WHAT YOU ARE ASKED TO DO ▸
Reproduce each line of the listing below verbatim, omitting the pictures from your answer.

INPUT DATA ▸
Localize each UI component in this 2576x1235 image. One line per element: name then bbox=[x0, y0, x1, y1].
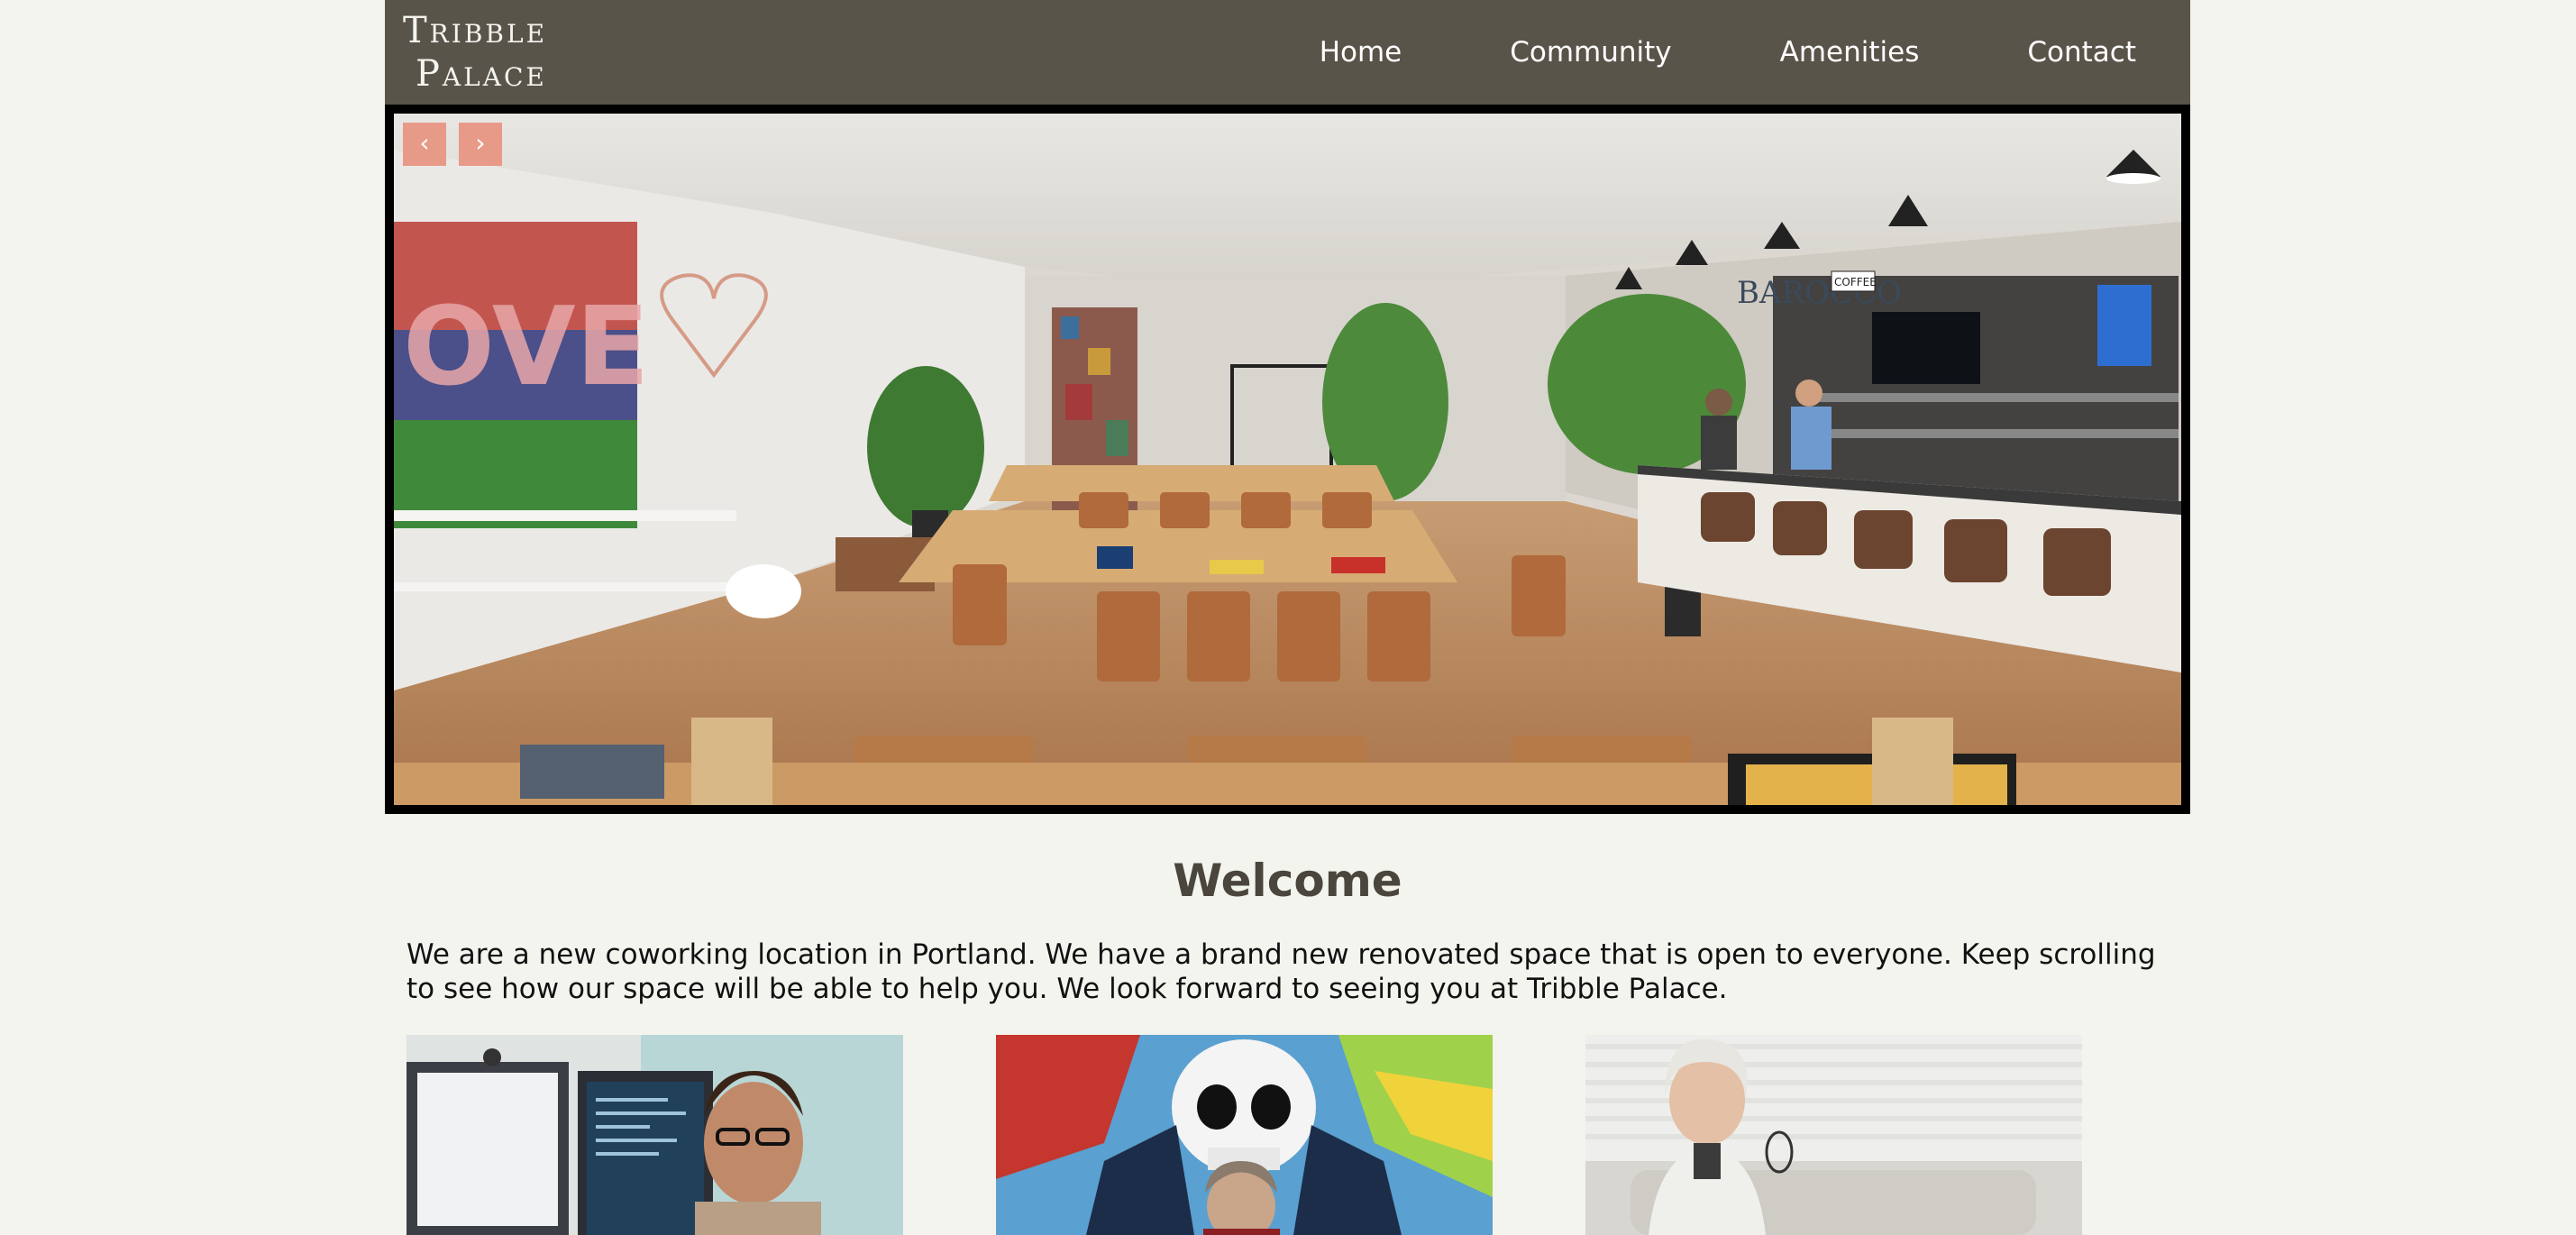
hero-slideshow: OVE BAROCCO COFFEE ‹ › bbox=[385, 105, 2190, 814]
coffee-sign: COFFEE bbox=[1834, 276, 1877, 288]
card-image-businesswoman bbox=[1585, 1035, 2082, 1235]
site-logo[interactable]: Tribble Palace bbox=[403, 9, 547, 96]
hero-image-coworking-space: OVE BAROCCO COFFEE bbox=[394, 114, 2181, 805]
logo-line-1: Tribble bbox=[403, 10, 548, 51]
nav-home[interactable]: Home bbox=[1320, 36, 1402, 69]
card-image-developer bbox=[406, 1035, 903, 1235]
page-container: Tribble Palace Home Community Amenities … bbox=[385, 0, 2190, 1235]
logo-line-2: Palace bbox=[416, 53, 547, 95]
slide-prev-button[interactable]: ‹ bbox=[403, 123, 446, 166]
nav-amenities[interactable]: Amenities bbox=[1780, 36, 1920, 69]
welcome-heading: Welcome bbox=[1173, 855, 1402, 907]
nav-community[interactable]: Community bbox=[1510, 36, 1671, 69]
slide-next-button[interactable]: › bbox=[459, 123, 502, 166]
card-image-mural-artist bbox=[996, 1035, 1493, 1235]
welcome-paragraph: We are a new coworking location in Portl… bbox=[406, 938, 2156, 1005]
site-header: Tribble Palace Home Community Amenities … bbox=[385, 0, 2190, 105]
main-nav: Home Community Amenities Contact bbox=[1320, 0, 2190, 105]
svg-text:OVE: OVE bbox=[403, 285, 650, 410]
barocco-sign: BAROCCO bbox=[1737, 275, 1902, 311]
nav-contact[interactable]: Contact bbox=[2027, 36, 2136, 69]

TASK RESPONSE ▸
Localize each UI component in this 2576x1235 image. One line per element: name then bbox=[x0, y0, x1, y1].
hero-slideshow: OVE BAROCCO COFFEE ‹ › bbox=[385, 105, 2190, 814]
coffee-sign: COFFEE bbox=[1834, 276, 1877, 288]
card-image-businesswoman bbox=[1585, 1035, 2082, 1235]
site-logo[interactable]: Tribble Palace bbox=[403, 9, 547, 96]
hero-image-coworking-space: OVE BAROCCO COFFEE bbox=[394, 114, 2181, 805]
logo-line-1: Tribble bbox=[403, 10, 548, 51]
nav-home[interactable]: Home bbox=[1320, 36, 1402, 69]
card-image-developer bbox=[406, 1035, 903, 1235]
page-container: Tribble Palace Home Community Amenities … bbox=[385, 0, 2190, 1235]
logo-line-2: Palace bbox=[416, 53, 547, 95]
slide-prev-button[interactable]: ‹ bbox=[403, 123, 446, 166]
nav-amenities[interactable]: Amenities bbox=[1780, 36, 1920, 69]
welcome-heading: Welcome bbox=[1173, 855, 1402, 907]
nav-community[interactable]: Community bbox=[1510, 36, 1671, 69]
slide-next-button[interactable]: › bbox=[459, 123, 502, 166]
card-image-mural-artist bbox=[996, 1035, 1493, 1235]
welcome-paragraph: We are a new coworking location in Portl… bbox=[406, 938, 2156, 1005]
site-header: Tribble Palace Home Community Amenities … bbox=[385, 0, 2190, 105]
main-nav: Home Community Amenities Contact bbox=[1320, 0, 2190, 105]
svg-text:OVE: OVE bbox=[403, 285, 650, 410]
barocco-sign: BAROCCO bbox=[1737, 275, 1902, 311]
nav-contact[interactable]: Contact bbox=[2027, 36, 2136, 69]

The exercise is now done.